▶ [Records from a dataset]
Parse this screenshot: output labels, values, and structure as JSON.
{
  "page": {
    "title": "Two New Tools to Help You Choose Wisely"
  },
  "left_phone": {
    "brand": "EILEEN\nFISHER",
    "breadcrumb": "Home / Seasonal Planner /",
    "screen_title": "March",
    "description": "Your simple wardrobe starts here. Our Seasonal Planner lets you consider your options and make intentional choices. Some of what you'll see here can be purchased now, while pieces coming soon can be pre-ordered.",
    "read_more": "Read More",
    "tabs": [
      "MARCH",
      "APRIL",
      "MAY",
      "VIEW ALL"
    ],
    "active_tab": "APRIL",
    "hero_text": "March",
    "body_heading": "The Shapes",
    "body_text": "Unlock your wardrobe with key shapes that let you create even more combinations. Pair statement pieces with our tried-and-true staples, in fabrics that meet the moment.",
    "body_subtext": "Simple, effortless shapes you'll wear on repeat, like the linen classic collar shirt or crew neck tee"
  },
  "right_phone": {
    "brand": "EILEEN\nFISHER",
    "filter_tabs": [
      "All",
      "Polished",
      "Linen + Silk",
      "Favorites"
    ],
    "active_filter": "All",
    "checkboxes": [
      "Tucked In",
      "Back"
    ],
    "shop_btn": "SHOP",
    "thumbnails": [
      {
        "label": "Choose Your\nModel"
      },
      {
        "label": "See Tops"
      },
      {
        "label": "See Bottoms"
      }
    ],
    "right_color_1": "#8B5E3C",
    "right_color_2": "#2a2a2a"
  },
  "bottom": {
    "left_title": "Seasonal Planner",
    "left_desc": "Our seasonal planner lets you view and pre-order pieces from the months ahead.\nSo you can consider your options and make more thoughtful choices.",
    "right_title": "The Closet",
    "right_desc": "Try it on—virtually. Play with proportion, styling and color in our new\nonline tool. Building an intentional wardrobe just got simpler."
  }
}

▶ [Brief]
Write out every record verbatim.

▶ [Answer to this exercise]
Parse this screenshot: output labels, values, and structure as JSON.
{
  "page": {
    "title": "Two New Tools to Help You Choose Wisely"
  },
  "left_phone": {
    "brand": "EILEEN\nFISHER",
    "breadcrumb": "Home / Seasonal Planner /",
    "screen_title": "March",
    "description": "Your simple wardrobe starts here. Our Seasonal Planner lets you consider your options and make intentional choices. Some of what you'll see here can be purchased now, while pieces coming soon can be pre-ordered.",
    "read_more": "Read More",
    "tabs": [
      "MARCH",
      "APRIL",
      "MAY",
      "VIEW ALL"
    ],
    "active_tab": "APRIL",
    "hero_text": "March",
    "body_heading": "The Shapes",
    "body_text": "Unlock your wardrobe with key shapes that let you create even more combinations. Pair statement pieces with our tried-and-true staples, in fabrics that meet the moment.",
    "body_subtext": "Simple, effortless shapes you'll wear on repeat, like the linen classic collar shirt or crew neck tee"
  },
  "right_phone": {
    "brand": "EILEEN\nFISHER",
    "filter_tabs": [
      "All",
      "Polished",
      "Linen + Silk",
      "Favorites"
    ],
    "active_filter": "All",
    "checkboxes": [
      "Tucked In",
      "Back"
    ],
    "shop_btn": "SHOP",
    "thumbnails": [
      {
        "label": "Choose Your\nModel"
      },
      {
        "label": "See Tops"
      },
      {
        "label": "See Bottoms"
      }
    ],
    "right_color_1": "#8B5E3C",
    "right_color_2": "#2a2a2a"
  },
  "bottom": {
    "left_title": "Seasonal Planner",
    "left_desc": "Our seasonal planner lets you view and pre-order pieces from the months ahead.\nSo you can consider your options and make more thoughtful choices.",
    "right_title": "The Closet",
    "right_desc": "Try it on—virtually. Play with proportion, styling and color in our new\nonline tool. Building an intentional wardrobe just got simpler."
  }
}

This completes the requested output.